■ What to work on:
Find the lines holding the string "JSON" in the data, then copy all of them.
((
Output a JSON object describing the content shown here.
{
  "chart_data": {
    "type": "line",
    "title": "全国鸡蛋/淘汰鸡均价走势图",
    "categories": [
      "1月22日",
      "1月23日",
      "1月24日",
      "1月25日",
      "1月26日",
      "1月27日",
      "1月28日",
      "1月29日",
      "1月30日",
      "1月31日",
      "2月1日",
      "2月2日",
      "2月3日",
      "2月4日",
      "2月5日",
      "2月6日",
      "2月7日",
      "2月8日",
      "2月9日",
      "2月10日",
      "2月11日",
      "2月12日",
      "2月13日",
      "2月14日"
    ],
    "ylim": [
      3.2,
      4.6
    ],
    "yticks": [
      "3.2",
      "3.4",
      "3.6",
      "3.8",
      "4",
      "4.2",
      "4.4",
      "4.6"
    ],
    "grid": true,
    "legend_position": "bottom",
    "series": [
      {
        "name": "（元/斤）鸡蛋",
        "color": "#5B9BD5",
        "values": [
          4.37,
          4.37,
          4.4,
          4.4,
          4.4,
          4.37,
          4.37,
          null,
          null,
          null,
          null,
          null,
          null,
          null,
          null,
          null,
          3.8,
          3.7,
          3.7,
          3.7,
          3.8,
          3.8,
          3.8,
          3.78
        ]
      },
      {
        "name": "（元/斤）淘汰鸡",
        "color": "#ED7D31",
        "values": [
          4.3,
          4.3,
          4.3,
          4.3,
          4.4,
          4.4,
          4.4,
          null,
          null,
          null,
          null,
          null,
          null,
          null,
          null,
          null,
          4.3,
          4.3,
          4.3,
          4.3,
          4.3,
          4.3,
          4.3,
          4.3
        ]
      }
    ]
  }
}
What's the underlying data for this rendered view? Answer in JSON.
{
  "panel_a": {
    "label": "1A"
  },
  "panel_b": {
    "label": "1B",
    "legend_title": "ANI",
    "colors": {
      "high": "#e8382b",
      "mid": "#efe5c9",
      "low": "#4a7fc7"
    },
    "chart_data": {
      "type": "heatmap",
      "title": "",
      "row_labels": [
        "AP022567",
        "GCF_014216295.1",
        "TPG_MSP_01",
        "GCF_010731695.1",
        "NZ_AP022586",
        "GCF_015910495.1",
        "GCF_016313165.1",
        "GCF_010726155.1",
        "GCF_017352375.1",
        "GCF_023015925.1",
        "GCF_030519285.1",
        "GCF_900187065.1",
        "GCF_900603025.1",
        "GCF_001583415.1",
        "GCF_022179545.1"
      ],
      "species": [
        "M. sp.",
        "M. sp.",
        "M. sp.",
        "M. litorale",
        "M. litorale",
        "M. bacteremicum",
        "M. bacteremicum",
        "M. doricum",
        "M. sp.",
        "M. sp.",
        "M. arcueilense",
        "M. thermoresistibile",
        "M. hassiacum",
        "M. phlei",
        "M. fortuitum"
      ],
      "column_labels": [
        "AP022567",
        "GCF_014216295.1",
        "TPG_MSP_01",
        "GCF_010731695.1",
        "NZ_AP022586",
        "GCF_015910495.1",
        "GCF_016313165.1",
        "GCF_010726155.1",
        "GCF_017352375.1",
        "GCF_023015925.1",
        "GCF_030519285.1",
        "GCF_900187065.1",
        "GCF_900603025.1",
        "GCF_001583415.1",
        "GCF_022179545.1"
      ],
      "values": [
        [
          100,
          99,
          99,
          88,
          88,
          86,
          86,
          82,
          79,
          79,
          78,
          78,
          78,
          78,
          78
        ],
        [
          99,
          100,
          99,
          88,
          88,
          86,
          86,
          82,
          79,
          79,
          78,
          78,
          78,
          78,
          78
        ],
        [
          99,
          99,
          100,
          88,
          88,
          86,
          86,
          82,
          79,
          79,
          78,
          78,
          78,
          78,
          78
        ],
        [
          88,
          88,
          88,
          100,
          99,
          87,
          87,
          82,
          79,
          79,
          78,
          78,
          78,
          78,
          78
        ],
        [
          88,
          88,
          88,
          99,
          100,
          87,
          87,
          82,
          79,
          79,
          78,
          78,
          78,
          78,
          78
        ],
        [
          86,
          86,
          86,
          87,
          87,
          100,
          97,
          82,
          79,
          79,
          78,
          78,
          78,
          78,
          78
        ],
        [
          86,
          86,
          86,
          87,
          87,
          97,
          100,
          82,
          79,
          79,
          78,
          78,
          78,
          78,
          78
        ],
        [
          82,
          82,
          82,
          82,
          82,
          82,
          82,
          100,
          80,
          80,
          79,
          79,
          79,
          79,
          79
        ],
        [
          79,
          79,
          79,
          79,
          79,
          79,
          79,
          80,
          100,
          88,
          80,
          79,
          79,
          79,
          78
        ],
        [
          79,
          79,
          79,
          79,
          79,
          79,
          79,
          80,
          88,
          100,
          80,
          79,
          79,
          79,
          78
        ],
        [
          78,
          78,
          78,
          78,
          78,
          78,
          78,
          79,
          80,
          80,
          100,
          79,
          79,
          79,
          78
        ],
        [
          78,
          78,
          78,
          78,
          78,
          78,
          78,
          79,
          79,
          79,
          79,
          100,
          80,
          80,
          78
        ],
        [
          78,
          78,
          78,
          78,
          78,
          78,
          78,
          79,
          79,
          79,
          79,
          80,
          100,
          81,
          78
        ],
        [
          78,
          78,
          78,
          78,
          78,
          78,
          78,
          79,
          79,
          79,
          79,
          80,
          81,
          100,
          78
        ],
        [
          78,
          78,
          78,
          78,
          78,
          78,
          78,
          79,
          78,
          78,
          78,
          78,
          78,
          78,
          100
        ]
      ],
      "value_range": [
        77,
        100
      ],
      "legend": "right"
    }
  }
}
))
■ Correct answer:
Output a JSON object describing the content shown here.
What's the underlying data for this rendered view? Answer in JSON.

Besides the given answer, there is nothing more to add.